:: WHAT IS ASKED ::
Give, as a bare number, the count of lines that contain the word "JSON".

:: DATA PROVIDED ::
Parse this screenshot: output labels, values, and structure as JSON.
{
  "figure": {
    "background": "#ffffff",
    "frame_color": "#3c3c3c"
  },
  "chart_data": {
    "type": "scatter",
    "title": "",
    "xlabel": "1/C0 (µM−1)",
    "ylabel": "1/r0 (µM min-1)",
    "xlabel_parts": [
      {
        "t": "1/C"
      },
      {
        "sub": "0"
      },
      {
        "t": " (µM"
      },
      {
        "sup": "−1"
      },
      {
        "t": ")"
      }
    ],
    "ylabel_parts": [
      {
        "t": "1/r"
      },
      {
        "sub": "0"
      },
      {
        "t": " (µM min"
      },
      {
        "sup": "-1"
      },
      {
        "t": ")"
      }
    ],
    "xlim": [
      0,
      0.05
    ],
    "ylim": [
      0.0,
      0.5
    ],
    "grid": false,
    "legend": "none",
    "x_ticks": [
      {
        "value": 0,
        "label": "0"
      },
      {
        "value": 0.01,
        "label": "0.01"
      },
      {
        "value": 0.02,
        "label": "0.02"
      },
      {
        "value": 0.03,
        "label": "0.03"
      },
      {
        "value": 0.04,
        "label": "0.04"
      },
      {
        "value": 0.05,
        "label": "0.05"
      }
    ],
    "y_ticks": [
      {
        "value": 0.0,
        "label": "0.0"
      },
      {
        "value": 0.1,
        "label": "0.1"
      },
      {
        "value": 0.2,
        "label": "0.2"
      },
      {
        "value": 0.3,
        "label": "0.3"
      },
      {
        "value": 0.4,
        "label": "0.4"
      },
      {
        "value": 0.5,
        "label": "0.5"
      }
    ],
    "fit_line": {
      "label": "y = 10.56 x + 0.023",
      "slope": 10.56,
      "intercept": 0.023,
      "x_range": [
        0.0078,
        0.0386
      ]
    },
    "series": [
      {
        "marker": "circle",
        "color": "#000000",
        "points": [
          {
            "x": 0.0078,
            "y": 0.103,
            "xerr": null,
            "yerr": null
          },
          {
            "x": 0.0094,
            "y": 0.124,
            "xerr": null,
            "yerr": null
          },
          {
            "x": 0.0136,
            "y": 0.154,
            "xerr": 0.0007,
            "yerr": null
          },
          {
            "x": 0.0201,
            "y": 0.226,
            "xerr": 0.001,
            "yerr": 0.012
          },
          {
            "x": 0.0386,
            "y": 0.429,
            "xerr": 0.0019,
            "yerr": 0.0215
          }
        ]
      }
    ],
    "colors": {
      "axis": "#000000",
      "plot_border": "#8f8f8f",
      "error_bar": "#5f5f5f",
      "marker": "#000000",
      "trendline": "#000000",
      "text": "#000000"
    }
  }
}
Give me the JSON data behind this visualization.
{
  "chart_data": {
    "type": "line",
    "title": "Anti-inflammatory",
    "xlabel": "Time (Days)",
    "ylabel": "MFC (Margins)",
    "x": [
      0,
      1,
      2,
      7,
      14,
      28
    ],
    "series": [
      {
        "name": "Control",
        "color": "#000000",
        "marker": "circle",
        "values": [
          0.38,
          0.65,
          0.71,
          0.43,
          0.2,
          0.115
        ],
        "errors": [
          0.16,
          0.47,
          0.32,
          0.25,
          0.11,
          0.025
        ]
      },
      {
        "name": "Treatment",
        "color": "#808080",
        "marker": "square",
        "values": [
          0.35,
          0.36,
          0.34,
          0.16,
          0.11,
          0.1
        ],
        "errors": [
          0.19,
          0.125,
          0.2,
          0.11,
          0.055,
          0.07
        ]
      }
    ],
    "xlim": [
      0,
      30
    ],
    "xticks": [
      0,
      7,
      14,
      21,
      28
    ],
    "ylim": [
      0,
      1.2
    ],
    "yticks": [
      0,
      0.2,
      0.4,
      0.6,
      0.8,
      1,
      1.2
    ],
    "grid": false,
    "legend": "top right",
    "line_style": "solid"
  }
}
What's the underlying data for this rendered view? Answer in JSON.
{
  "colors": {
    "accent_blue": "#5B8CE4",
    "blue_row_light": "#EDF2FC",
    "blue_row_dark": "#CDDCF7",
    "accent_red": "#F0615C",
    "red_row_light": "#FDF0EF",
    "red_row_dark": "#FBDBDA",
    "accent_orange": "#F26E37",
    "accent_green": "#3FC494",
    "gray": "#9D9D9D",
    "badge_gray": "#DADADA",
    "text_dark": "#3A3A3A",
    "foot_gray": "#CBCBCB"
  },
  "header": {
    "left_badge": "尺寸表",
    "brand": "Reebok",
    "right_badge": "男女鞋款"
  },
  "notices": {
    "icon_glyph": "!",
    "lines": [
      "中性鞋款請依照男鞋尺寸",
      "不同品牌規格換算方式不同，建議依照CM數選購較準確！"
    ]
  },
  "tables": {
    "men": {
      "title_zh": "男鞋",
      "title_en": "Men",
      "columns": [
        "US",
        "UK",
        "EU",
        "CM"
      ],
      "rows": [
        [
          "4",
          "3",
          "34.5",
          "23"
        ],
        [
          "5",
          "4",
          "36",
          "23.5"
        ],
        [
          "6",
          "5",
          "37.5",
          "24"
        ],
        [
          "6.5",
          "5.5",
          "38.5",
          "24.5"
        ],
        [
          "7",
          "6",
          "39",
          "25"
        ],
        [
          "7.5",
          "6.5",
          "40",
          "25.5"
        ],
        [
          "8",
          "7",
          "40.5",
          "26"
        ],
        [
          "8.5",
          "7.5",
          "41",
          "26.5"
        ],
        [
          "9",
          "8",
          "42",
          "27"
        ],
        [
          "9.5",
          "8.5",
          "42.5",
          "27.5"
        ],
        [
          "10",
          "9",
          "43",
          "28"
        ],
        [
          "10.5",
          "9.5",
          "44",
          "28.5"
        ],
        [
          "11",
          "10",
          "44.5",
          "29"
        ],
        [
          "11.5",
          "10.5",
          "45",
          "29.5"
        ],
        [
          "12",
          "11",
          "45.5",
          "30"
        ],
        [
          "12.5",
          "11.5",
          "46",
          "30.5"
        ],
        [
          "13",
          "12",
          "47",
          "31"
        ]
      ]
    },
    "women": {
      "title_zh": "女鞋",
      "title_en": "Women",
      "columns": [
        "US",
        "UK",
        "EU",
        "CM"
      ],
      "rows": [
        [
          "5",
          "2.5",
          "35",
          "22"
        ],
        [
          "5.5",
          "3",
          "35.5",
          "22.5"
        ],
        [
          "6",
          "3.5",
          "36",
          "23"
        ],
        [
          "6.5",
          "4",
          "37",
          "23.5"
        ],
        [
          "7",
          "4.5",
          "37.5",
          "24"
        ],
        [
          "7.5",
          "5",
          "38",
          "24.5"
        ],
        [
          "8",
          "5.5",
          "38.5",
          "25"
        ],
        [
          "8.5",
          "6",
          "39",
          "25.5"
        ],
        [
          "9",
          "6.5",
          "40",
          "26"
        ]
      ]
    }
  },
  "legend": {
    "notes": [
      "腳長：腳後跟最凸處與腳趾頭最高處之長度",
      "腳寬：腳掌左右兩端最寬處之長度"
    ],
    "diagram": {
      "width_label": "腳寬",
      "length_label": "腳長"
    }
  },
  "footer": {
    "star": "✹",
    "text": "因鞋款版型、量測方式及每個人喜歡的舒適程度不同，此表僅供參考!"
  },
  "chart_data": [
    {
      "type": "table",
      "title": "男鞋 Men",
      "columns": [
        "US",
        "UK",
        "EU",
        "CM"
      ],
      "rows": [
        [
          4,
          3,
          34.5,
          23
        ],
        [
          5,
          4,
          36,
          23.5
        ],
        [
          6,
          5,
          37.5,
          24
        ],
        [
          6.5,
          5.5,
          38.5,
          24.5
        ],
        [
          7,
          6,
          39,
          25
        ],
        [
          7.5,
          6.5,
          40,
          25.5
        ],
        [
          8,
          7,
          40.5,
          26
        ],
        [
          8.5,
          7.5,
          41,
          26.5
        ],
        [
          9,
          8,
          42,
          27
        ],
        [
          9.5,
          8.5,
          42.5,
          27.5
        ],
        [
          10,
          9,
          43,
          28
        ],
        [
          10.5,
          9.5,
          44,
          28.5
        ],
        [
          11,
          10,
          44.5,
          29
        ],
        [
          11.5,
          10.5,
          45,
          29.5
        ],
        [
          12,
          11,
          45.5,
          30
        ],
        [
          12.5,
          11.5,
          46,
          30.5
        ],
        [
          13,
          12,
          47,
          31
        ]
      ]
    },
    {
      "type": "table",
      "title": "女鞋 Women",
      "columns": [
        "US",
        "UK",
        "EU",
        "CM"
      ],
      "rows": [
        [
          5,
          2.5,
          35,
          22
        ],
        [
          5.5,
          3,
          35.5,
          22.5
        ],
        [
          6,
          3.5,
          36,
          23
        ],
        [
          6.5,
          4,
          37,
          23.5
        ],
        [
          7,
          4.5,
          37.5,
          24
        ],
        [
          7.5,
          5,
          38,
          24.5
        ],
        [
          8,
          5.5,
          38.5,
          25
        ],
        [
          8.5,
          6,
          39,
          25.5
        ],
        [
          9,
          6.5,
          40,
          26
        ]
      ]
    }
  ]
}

:: WRITTEN SOLUTION ::
3